**WHAT YOU HAVE TO DO**
Copy each line below that includes "Basin".

>> Start EXTRACTED RECORDS

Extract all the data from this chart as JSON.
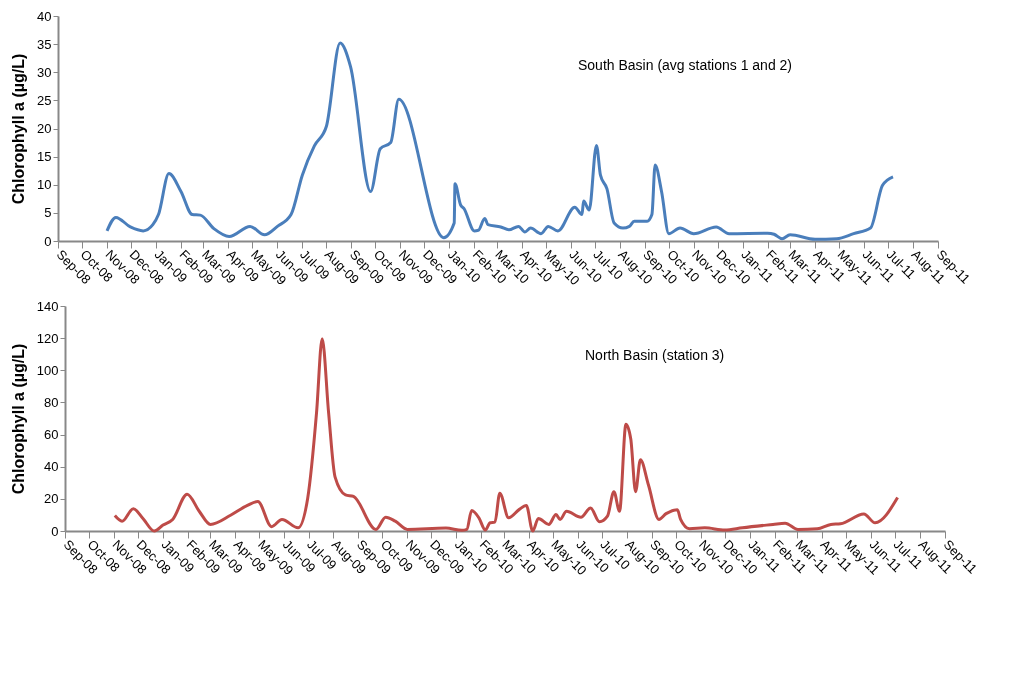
{
  "chart_data": [
    {
      "type": "line",
      "ylabel": "Chlorophyll a (µg/L)",
      "annotations": [
        "South Basin (avg stations 1 and 2)"
      ],
      "x": [
        "2008-11-01",
        "2008-11-12",
        "2008-11-30",
        "2008-12-16",
        "2008-12-28",
        "2009-01-04",
        "2009-01-17",
        "2009-02-01",
        "2009-02-15",
        "2009-02-25",
        "2009-03-14",
        "2009-04-02",
        "2009-04-28",
        "2009-05-16",
        "2009-06-01",
        "2009-06-18",
        "2009-07-02",
        "2009-07-17",
        "2009-08-01",
        "2009-08-18",
        "2009-08-31",
        "2009-09-25",
        "2009-10-07",
        "2009-10-20",
        "2009-10-30",
        "2009-12-25",
        "2010-01-07",
        "2010-01-08",
        "2010-01-15",
        "2010-01-19",
        "2010-02-01",
        "2010-02-06",
        "2010-02-14",
        "2010-02-18",
        "2010-03-06",
        "2010-03-16",
        "2010-03-28",
        "2010-04-05",
        "2010-04-12",
        "2010-04-25",
        "2010-05-04",
        "2010-05-16",
        "2010-06-06",
        "2010-06-15",
        "2010-06-17",
        "2010-06-24",
        "2010-07-03",
        "2010-07-08",
        "2010-07-16",
        "2010-07-25",
        "2010-08-05",
        "2010-08-13",
        "2010-08-19",
        "2010-09-04",
        "2010-09-10",
        "2010-09-14",
        "2010-09-22",
        "2010-10-01",
        "2010-10-15",
        "2010-11-01",
        "2010-11-29",
        "2010-12-15",
        "2011-02-01",
        "2011-02-09",
        "2011-02-19",
        "2011-03-01",
        "2011-04-01",
        "2011-04-28",
        "2011-05-19",
        "2011-06-09",
        "2011-06-24",
        "2011-07-07"
      ],
      "series": [
        {
          "color": "#4a7ebb",
          "values": [
            1.8,
            4.2,
            2.5,
            1.8,
            2.9,
            4.7,
            12,
            8.8,
            4.7,
            4.6,
            2.2,
            0.8,
            2.6,
            1.1,
            2.6,
            4.7,
            11.7,
            16.9,
            20.4,
            35.2,
            31,
            8.8,
            16.4,
            17.5,
            25.2,
            0.6,
            3.2,
            10.2,
            6.4,
            5.8,
            1.8,
            1.9,
            4,
            2.9,
            2.5,
            2,
            2.6,
            1.6,
            2.3,
            1.3,
            2.6,
            1.8,
            6,
            4.7,
            7.1,
            5.5,
            17,
            11.7,
            9.3,
            3.2,
            2.3,
            2.6,
            3.5,
            3.5,
            4.7,
            13.5,
            8.8,
            1.3,
            2.3,
            1.3,
            2.5,
            1.3,
            1.4,
            1.2,
            0.4,
            1.1,
            0.3,
            0.4,
            1.3,
            2.3,
            9.9,
            11.4
          ]
        }
      ],
      "ylim": [
        0,
        40
      ],
      "yticks": [
        0,
        5,
        10,
        15,
        20,
        25,
        30,
        35,
        40
      ],
      "xlim": [
        "2008-09",
        "2011-09"
      ],
      "xticks": [
        {
          "value": "2008-09",
          "label": "Sep-08"
        },
        {
          "value": "2008-10",
          "label": "Oct-08"
        },
        {
          "value": "2008-11",
          "label": "Nov-08"
        },
        {
          "value": "2008-12",
          "label": "Dec-08"
        },
        {
          "value": "2009-01",
          "label": "Jan-09"
        },
        {
          "value": "2009-02",
          "label": "Feb-09"
        },
        {
          "value": "2009-03",
          "label": "Mar-09"
        },
        {
          "value": "2009-04",
          "label": "Apr-09"
        },
        {
          "value": "2009-05",
          "label": "May-09"
        },
        {
          "value": "2009-06",
          "label": "Jun-09"
        },
        {
          "value": "2009-07",
          "label": "Jul-09"
        },
        {
          "value": "2009-08",
          "label": "Aug-09"
        },
        {
          "value": "2009-09",
          "label": "Sep-09"
        },
        {
          "value": "2009-10",
          "label": "Oct-09"
        },
        {
          "value": "2009-11",
          "label": "Nov-09"
        },
        {
          "value": "2009-12",
          "label": "Dec-09"
        },
        {
          "value": "2010-01",
          "label": "Jan-10"
        },
        {
          "value": "2010-02",
          "label": "Feb-10"
        },
        {
          "value": "2010-03",
          "label": "Mar-10"
        },
        {
          "value": "2010-04",
          "label": "Apr-10"
        },
        {
          "value": "2010-05",
          "label": "May-10"
        },
        {
          "value": "2010-06",
          "label": "Jun-10"
        },
        {
          "value": "2010-07",
          "label": "Jul-10"
        },
        {
          "value": "2010-08",
          "label": "Aug-10"
        },
        {
          "value": "2010-09",
          "label": "Sep-10"
        },
        {
          "value": "2010-10",
          "label": "Oct-10"
        },
        {
          "value": "2010-11",
          "label": "Nov-10"
        },
        {
          "value": "2010-12",
          "label": "Dec-10"
        },
        {
          "value": "2011-01",
          "label": "Jan-11"
        },
        {
          "value": "2011-02",
          "label": "Feb-11"
        },
        {
          "value": "2011-03",
          "label": "Mar-11"
        },
        {
          "value": "2011-04",
          "label": "Apr-11"
        },
        {
          "value": "2011-05",
          "label": "May-11"
        },
        {
          "value": "2011-06",
          "label": "Jun-11"
        },
        {
          "value": "2011-07",
          "label": "Jul-11"
        },
        {
          "value": "2011-08",
          "label": "Aug-11"
        },
        {
          "value": "2011-09",
          "label": "Sep-11"
        }
      ]
    },
    {
      "type": "line",
      "ylabel": "Chlorophyll a (µg/L)",
      "annotations": [
        "North Basin (station 3)"
      ],
      "x": [
        "2008-11-02",
        "2008-11-11",
        "2008-11-25",
        "2008-12-07",
        "2008-12-21",
        "2009-01-01",
        "2009-01-13",
        "2009-01-31",
        "2009-02-15",
        "2009-03-01",
        "2009-03-26",
        "2009-04-16",
        "2009-04-29",
        "2009-05-16",
        "2009-05-29",
        "2009-06-18",
        "2009-06-30",
        "2009-07-11",
        "2009-07-18",
        "2009-07-26",
        "2009-08-03",
        "2009-08-16",
        "2009-08-26",
        "2009-09-23",
        "2009-10-05",
        "2009-10-17",
        "2009-11-01",
        "2009-12-19",
        "2010-01-08",
        "2010-01-14",
        "2010-01-20",
        "2010-01-29",
        "2010-02-06",
        "2010-02-12",
        "2010-02-18",
        "2010-02-24",
        "2010-03-07",
        "2010-03-20",
        "2010-03-29",
        "2010-04-06",
        "2010-04-13",
        "2010-04-26",
        "2010-05-05",
        "2010-05-10",
        "2010-05-18",
        "2010-06-05",
        "2010-06-17",
        "2010-06-28",
        "2010-07-08",
        "2010-07-16",
        "2010-07-23",
        "2010-07-31",
        "2010-08-06",
        "2010-08-12",
        "2010-08-18",
        "2010-08-28",
        "2010-09-10",
        "2010-09-19",
        "2010-10-03",
        "2010-10-07",
        "2010-10-18",
        "2010-11-06",
        "2010-12-01",
        "2010-12-23",
        "2011-01-30",
        "2011-02-14",
        "2011-03-02",
        "2011-03-26",
        "2011-04-12",
        "2011-04-24",
        "2011-05-23",
        "2011-06-06",
        "2011-07-04"
      ],
      "series": [
        {
          "color": "#be4b48",
          "values": [
            9.6,
            6.1,
            13.9,
            7.8,
            0,
            3.7,
            7.2,
            22.9,
            12.3,
            4.1,
            9.8,
            15.9,
            18.4,
            2.7,
            7.2,
            2,
            20.4,
            73.6,
            119.6,
            73.6,
            33.7,
            22.5,
            21.5,
            1,
            8.6,
            6.1,
            1,
            1.8,
            0.4,
            1,
            12.7,
            8.2,
            0.6,
            5.1,
            5.5,
            23.5,
            8.2,
            13.3,
            15.9,
            0,
            7.8,
            4.1,
            10.2,
            7.2,
            12.3,
            8.6,
            14.3,
            5.7,
            9.2,
            24.5,
            12.3,
            66.4,
            57.2,
            24.5,
            44.3,
            28.6,
            7.2,
            10.8,
            13.3,
            7.2,
            1.4,
            2,
            0.6,
            2,
            4.1,
            4.9,
            1,
            1.4,
            4.1,
            4.5,
            10.6,
            5.1,
            20.8
          ]
        }
      ],
      "ylim": [
        0,
        140
      ],
      "yticks": [
        0,
        20,
        40,
        60,
        80,
        100,
        120,
        140
      ],
      "xlim": [
        "2008-09",
        "2011-09"
      ],
      "xticks": [
        {
          "value": "2008-09",
          "label": "Sep-08"
        },
        {
          "value": "2008-10",
          "label": "Oct-08"
        },
        {
          "value": "2008-11",
          "label": "Nov-08"
        },
        {
          "value": "2008-12",
          "label": "Dec-08"
        },
        {
          "value": "2009-01",
          "label": "Jan-09"
        },
        {
          "value": "2009-02",
          "label": "Feb-09"
        },
        {
          "value": "2009-03",
          "label": "Mar-09"
        },
        {
          "value": "2009-04",
          "label": "Apr-09"
        },
        {
          "value": "2009-05",
          "label": "May-09"
        },
        {
          "value": "2009-06",
          "label": "Jun-09"
        },
        {
          "value": "2009-07",
          "label": "Jul-09"
        },
        {
          "value": "2009-08",
          "label": "Aug-09"
        },
        {
          "value": "2009-09",
          "label": "Sep-09"
        },
        {
          "value": "2009-10",
          "label": "Oct-09"
        },
        {
          "value": "2009-11",
          "label": "Nov-09"
        },
        {
          "value": "2009-12",
          "label": "Dec-09"
        },
        {
          "value": "2010-01",
          "label": "Jan-10"
        },
        {
          "value": "2010-02",
          "label": "Feb-10"
        },
        {
          "value": "2010-03",
          "label": "Mar-10"
        },
        {
          "value": "2010-04",
          "label": "Apr-10"
        },
        {
          "value": "2010-05",
          "label": "May-10"
        },
        {
          "value": "2010-06",
          "label": "Jun-10"
        },
        {
          "value": "2010-07",
          "label": "Jul-10"
        },
        {
          "value": "2010-08",
          "label": "Aug-10"
        },
        {
          "value": "2010-09",
          "label": "Sep-10"
        },
        {
          "value": "2010-10",
          "label": "Oct-10"
        },
        {
          "value": "2010-11",
          "label": "Nov-10"
        },
        {
          "value": "2010-12",
          "label": "Dec-10"
        },
        {
          "value": "2011-01",
          "label": "Jan-11"
        },
        {
          "value": "2011-02",
          "label": "Feb-11"
        },
        {
          "value": "2011-03",
          "label": "Mar-11"
        },
        {
          "value": "2011-04",
          "label": "Apr-11"
        },
        {
          "value": "2011-05",
          "label": "May-11"
        },
        {
          "value": "2011-06",
          "label": "Jun-11"
        },
        {
          "value": "2011-07",
          "label": "Jul-11"
        },
        {
          "value": "2011-08",
          "label": "Aug-11"
        },
        {
          "value": "2011-09",
          "label": "Sep-11"
        }
      ]
    }
  ]
}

>> End EXTRACTED RECORDS

**FULL OUTPUT**
        "South Basin (avg stations 1 and 2)"
        "North Basin (station 3)"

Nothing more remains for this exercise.